> _Set exercise_
Output a single figure: the number of lines in which the word "distance" appears.

> _Supplied material_
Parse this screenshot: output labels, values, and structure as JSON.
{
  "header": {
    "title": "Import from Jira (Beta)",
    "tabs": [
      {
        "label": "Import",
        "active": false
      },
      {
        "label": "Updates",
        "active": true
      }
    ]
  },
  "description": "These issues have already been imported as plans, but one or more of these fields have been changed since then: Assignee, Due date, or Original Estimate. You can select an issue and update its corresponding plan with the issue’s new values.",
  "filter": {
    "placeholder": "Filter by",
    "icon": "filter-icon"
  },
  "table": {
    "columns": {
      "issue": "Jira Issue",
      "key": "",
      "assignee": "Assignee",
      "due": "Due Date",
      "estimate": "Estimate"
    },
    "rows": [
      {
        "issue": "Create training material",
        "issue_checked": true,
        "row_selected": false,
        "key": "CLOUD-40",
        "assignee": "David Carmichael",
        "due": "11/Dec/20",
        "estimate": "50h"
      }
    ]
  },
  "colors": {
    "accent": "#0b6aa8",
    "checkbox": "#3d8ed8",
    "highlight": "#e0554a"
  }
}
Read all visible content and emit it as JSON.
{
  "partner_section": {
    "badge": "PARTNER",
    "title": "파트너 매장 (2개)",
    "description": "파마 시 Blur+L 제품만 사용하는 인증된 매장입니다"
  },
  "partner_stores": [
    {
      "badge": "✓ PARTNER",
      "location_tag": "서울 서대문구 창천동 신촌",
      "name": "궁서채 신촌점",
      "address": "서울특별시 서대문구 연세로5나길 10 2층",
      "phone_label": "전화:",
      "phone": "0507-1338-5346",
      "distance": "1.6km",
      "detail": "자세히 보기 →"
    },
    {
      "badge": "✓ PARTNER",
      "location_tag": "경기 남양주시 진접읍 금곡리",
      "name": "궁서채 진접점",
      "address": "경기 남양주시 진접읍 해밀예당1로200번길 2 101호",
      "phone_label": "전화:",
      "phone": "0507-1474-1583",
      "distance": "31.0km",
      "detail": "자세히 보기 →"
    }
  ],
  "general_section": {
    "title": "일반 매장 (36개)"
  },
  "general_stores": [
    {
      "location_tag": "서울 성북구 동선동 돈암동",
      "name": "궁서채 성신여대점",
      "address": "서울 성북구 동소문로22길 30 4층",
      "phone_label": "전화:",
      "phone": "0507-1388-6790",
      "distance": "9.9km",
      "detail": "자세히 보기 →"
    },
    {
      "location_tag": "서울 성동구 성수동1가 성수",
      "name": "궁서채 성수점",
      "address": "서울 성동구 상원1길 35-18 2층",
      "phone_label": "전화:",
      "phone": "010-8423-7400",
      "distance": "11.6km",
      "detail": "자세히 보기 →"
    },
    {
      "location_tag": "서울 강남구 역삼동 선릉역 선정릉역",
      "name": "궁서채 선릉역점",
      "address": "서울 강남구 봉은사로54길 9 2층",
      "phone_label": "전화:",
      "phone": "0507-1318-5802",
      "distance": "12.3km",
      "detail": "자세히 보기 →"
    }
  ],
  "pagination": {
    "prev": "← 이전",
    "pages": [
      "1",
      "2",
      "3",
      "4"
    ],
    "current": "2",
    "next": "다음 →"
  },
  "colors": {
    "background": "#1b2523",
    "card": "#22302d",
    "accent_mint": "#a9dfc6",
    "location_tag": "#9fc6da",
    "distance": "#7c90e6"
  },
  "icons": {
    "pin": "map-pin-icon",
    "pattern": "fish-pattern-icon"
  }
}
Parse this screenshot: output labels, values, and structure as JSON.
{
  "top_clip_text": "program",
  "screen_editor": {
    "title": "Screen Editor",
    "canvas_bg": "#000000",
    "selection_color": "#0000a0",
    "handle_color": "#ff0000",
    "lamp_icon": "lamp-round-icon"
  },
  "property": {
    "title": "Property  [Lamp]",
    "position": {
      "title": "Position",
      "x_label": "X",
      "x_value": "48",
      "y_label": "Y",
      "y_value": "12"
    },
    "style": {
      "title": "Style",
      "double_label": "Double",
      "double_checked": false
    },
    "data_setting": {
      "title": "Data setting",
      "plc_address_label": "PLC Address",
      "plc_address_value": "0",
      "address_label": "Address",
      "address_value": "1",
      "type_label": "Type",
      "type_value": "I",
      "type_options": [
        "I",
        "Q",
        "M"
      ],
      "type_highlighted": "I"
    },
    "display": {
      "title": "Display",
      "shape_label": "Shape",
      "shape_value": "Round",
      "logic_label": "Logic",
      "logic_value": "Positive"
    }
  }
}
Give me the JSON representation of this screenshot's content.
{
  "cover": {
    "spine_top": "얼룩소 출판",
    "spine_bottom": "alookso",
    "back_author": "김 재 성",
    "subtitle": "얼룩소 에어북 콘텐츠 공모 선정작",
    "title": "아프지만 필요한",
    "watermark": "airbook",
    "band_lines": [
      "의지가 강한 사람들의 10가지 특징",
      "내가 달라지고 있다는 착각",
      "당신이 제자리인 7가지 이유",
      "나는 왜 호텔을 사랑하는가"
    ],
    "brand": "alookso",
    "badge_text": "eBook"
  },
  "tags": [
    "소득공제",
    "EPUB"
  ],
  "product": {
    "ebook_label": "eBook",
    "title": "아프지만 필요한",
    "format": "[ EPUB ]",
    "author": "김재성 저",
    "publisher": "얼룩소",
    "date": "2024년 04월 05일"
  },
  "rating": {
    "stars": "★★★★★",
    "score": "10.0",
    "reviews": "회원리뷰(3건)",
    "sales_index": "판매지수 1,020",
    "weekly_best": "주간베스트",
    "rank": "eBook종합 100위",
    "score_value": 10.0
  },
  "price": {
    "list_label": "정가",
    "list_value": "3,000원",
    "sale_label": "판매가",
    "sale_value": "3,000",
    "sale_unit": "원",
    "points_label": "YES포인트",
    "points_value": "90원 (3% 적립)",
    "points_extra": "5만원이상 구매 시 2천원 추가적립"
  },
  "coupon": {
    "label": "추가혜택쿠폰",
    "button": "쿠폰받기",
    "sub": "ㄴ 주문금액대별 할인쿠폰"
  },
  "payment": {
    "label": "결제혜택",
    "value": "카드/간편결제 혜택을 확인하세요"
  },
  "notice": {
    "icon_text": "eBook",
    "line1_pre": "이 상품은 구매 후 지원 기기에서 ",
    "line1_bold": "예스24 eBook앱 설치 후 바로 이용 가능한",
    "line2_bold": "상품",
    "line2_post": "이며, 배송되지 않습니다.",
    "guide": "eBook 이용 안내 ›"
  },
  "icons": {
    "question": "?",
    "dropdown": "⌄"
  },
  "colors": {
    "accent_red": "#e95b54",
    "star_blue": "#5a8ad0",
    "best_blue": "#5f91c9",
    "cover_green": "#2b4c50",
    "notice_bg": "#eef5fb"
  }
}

> _Answer below_
6